(Data records)
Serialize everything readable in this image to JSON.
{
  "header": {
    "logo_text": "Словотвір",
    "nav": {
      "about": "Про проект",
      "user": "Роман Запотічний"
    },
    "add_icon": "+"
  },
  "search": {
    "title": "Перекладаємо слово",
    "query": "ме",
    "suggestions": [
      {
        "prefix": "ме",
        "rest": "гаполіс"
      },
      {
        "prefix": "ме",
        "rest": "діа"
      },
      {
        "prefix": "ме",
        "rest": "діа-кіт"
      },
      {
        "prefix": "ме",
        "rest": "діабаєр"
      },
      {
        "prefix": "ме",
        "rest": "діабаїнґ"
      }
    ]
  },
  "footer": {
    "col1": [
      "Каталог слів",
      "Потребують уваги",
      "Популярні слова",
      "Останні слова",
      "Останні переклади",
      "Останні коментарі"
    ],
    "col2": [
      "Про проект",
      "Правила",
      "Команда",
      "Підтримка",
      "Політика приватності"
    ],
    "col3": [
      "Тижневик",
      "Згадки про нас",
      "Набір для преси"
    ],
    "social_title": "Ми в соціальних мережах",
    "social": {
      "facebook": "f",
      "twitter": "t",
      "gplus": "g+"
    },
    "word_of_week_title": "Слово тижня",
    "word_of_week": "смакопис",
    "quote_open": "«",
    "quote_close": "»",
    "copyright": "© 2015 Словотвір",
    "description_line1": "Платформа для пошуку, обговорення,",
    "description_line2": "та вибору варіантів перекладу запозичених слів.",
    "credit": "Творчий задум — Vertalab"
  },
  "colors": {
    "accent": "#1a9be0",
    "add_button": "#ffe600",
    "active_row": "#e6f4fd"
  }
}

### Given request
Transcribe the whole listing exactly.

### Worked answer
Serialize everything readable in this image to JSON.
{
  "header": {
    "logo_text": "Словотвір",
    "nav": {
      "about": "Про проект",
      "user": "Роман Запотічний"
    },
    "add_icon": "+"
  },
  "search": {
    "title": "Перекладаємо слово",
    "query": "ме",
    "suggestions": [
      {
        "prefix": "ме",
        "rest": "гаполіс"
      },
      {
        "prefix": "ме",
        "rest": "діа"
      },
      {
        "prefix": "ме",
        "rest": "діа-кіт"
      },
      {
        "prefix": "ме",
        "rest": "діабаєр"
      },
      {
        "prefix": "ме",
        "rest": "діабаїнґ"
      }
    ]
  },
  "footer": {
    "col1": [
      "Каталог слів",
      "Потребують уваги",
      "Популярні слова",
      "Останні слова",
      "Останні переклади",
      "Останні коментарі"
    ],
    "col2": [
      "Про проект",
      "Правила",
      "Команда",
      "Підтримка",
      "Політика приватності"
    ],
    "col3": [
      "Тижневик",
      "Згадки про нас",
      "Набір для преси"
    ],
    "social_title": "Ми в соціальних мережах",
    "social": {
      "facebook": "f",
      "twitter": "t",
      "gplus": "g+"
    },
    "word_of_week_title": "Слово тижня",
    "word_of_week": "смакопис",
    "quote_open": "«",
    "quote_close": "»",
    "copyright": "© 2015 Словотвір",
    "description_line1": "Платформа для пошуку, обговорення,",
    "description_line2": "та вибору варіантів перекладу запозичених слів.",
    "credit": "Творчий задум — Vertalab"
  },
  "colors": {
    "accent": "#1a9be0",
    "add_button": "#ffe600",
    "active_row": "#e6f4fd"
  }
}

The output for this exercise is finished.